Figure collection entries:
=====

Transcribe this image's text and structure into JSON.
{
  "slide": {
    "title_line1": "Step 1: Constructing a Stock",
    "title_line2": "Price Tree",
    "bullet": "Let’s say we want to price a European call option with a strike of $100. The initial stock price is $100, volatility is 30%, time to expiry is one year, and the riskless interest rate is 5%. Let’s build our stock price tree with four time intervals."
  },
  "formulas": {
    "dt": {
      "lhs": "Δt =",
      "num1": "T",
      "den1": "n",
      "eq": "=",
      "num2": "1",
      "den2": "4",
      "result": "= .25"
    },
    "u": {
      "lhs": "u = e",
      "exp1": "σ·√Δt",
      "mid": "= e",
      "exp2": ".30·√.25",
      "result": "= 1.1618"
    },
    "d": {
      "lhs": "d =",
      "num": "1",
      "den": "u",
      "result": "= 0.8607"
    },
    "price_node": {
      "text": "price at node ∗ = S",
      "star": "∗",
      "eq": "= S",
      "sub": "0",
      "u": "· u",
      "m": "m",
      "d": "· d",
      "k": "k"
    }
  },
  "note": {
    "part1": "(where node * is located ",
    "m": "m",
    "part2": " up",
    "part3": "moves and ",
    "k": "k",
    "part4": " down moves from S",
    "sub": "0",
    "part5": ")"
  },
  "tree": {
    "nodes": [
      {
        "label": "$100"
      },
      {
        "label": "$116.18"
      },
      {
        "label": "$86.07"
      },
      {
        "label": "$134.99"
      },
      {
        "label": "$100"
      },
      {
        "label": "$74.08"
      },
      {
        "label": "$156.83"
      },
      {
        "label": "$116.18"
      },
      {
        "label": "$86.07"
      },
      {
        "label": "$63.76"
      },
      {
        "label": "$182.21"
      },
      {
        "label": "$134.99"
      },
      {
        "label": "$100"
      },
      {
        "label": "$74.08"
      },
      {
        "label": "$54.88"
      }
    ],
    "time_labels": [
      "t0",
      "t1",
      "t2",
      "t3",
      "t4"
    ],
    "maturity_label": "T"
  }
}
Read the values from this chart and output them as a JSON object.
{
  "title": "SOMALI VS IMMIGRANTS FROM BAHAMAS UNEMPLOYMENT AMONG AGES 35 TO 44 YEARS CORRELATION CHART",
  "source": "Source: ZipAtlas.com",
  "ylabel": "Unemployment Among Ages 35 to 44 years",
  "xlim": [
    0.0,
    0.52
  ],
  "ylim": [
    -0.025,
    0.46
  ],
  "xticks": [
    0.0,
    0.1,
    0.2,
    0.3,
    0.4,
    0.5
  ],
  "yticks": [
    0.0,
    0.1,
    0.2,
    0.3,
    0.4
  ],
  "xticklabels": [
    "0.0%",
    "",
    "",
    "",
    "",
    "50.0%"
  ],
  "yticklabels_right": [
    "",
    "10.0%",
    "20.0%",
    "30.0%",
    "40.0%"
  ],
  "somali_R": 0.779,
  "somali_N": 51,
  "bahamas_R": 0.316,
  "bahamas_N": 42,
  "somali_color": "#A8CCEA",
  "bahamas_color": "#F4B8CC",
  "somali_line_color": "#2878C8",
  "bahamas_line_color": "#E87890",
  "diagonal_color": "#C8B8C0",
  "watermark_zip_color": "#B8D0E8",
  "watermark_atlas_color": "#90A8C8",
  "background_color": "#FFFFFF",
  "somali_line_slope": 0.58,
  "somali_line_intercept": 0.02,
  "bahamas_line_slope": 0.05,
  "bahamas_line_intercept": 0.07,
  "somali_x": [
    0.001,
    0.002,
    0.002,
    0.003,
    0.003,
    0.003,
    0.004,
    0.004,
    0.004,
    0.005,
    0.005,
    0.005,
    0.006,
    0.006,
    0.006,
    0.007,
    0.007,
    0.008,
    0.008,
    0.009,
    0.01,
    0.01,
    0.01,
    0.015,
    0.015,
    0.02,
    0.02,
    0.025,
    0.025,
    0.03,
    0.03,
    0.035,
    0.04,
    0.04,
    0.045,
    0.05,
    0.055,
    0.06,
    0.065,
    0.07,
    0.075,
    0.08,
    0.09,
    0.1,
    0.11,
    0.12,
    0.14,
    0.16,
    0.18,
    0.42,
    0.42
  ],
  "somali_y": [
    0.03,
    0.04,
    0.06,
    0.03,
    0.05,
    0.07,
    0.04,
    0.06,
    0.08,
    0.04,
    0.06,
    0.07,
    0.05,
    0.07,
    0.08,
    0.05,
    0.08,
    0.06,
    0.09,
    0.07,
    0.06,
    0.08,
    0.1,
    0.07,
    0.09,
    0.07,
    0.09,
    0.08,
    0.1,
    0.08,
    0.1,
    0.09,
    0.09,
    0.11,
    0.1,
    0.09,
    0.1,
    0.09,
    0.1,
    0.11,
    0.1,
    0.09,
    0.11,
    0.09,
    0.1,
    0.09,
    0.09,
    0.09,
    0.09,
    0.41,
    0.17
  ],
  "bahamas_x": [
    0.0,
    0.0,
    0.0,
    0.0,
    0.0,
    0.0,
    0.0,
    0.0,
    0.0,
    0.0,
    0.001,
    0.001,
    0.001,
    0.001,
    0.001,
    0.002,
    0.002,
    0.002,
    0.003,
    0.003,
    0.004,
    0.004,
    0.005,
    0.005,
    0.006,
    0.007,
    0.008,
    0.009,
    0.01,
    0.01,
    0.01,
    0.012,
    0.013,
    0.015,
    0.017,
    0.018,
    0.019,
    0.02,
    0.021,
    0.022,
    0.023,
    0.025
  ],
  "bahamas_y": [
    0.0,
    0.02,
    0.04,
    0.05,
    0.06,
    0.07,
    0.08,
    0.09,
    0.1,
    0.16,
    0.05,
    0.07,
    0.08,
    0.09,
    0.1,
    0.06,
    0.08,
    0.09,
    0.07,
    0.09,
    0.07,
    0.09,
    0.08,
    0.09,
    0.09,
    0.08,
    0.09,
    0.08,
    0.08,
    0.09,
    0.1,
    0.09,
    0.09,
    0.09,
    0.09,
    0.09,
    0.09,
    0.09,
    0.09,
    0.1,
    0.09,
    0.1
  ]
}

=====

Aim of the task
In the records above, locate the lines holding the word "moves". Copy each of them.

Finished answer
    "part3": "moves and ",
    "part4": " down moves from S",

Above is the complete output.